WHAT IS ASKED. Which lines hold the word "industrial"? Copy each of them.

***** DATA ENTRIES

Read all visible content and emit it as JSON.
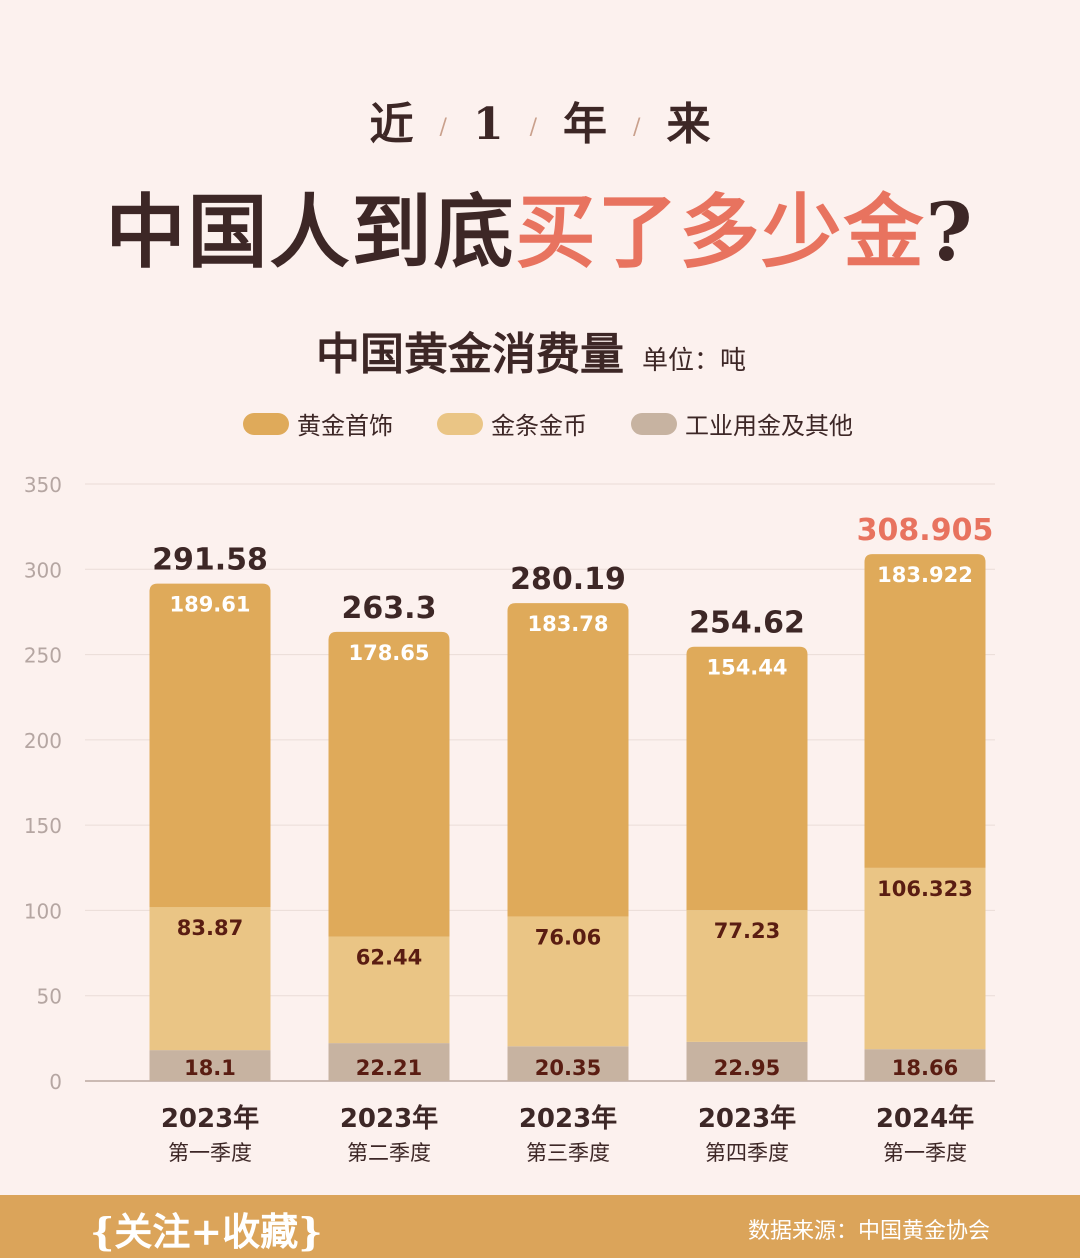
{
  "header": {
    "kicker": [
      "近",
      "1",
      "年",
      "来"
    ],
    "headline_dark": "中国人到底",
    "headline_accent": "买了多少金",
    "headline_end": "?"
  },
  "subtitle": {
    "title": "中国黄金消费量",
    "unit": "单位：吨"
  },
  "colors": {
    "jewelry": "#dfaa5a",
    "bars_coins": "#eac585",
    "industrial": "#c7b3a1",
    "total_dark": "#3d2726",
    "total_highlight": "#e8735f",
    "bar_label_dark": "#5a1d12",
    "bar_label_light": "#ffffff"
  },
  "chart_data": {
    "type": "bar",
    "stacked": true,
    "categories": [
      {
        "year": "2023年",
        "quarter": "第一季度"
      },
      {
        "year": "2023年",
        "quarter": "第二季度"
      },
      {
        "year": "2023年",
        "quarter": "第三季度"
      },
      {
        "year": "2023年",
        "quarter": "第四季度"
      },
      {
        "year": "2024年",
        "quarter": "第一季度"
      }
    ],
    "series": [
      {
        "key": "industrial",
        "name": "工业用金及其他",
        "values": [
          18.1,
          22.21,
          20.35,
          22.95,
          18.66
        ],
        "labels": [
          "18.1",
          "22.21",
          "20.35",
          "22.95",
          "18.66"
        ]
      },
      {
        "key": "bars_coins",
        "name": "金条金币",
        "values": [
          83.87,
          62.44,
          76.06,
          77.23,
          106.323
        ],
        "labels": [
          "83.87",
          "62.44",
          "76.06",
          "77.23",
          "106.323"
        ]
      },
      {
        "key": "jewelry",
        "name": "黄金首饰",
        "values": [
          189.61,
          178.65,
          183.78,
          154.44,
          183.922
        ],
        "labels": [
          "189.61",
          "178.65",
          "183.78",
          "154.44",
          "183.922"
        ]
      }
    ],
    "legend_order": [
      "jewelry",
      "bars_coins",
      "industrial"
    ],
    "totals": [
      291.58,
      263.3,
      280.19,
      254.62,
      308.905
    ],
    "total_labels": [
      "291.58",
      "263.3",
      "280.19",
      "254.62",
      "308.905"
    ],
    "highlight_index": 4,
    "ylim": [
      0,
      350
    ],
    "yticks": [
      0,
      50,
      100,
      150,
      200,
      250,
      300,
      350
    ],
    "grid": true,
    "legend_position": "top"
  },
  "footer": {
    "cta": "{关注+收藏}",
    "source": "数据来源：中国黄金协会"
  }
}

**********

TASK SOLUTION.
    "industrial": "#c7b3a1",
        "key": "industrial",
      "industrial"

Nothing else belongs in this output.